◆ **What you will do**:
Every line that contains the word "title" should be copied out.

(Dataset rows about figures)
********************

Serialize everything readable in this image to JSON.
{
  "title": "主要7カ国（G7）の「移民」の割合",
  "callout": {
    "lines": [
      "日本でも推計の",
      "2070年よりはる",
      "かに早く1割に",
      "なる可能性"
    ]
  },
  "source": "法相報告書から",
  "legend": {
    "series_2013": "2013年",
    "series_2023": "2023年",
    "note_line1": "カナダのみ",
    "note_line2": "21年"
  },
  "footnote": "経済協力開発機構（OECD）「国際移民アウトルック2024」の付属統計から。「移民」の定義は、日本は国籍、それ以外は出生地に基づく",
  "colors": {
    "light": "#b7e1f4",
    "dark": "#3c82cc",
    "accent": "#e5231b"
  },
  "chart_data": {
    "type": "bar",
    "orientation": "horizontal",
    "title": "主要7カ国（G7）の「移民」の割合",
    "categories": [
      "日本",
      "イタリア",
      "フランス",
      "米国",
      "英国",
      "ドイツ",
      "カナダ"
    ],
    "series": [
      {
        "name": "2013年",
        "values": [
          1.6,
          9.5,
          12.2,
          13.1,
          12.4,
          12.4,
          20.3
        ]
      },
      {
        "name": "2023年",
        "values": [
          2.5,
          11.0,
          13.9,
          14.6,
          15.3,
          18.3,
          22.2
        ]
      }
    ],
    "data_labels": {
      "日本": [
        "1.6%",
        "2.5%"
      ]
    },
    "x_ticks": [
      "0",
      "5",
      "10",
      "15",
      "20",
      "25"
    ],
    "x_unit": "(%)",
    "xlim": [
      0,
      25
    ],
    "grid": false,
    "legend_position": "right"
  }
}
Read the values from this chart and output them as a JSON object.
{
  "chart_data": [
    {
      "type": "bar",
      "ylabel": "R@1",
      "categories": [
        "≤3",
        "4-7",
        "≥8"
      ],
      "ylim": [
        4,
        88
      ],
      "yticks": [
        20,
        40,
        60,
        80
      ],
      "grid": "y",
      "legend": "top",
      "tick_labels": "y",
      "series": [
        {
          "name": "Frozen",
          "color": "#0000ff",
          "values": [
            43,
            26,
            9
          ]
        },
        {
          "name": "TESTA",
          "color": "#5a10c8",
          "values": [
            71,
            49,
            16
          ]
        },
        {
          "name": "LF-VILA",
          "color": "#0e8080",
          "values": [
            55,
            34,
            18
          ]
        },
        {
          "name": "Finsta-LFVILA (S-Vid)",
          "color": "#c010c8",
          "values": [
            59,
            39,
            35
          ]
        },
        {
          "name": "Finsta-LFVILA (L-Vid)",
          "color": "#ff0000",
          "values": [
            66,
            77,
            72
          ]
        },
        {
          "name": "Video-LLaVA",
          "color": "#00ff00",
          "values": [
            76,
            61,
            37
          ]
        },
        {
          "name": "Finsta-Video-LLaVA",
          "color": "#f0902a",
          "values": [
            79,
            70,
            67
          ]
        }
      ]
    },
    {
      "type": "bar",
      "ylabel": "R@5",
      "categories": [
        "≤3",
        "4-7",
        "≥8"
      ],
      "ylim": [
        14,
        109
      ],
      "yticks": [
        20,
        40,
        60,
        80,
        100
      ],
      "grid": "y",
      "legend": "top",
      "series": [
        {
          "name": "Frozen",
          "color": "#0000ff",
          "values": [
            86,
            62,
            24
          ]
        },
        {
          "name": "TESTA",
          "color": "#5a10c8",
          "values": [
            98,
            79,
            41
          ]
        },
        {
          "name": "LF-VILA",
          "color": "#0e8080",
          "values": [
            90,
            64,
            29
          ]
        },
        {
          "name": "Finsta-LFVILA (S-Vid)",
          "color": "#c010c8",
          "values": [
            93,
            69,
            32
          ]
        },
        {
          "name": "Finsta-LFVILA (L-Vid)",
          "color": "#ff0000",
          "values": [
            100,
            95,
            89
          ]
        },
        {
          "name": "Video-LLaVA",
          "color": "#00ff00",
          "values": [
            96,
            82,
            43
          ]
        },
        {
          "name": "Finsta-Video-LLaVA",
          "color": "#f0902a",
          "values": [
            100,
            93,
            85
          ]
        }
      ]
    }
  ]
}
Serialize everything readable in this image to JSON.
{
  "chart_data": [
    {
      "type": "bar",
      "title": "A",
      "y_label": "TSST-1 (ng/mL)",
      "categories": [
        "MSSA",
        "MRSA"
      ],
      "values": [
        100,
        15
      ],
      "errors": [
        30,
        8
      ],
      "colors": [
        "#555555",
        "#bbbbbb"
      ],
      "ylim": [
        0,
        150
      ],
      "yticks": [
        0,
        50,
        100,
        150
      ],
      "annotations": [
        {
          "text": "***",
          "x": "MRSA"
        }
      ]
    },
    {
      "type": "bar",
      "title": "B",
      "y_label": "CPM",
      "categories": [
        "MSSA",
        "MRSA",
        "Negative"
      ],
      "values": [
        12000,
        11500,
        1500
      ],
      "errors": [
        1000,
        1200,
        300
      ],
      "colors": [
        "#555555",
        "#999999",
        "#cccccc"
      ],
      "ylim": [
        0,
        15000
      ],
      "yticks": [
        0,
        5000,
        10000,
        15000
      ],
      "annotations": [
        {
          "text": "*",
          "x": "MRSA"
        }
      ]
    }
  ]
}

********************

◆ **The response**:
  "title": "主要7カ国（G7）の「移民」の割合",
    "title": "主要7カ国（G7）の「移民」の割合",
      "title": "A",
      "title": "B",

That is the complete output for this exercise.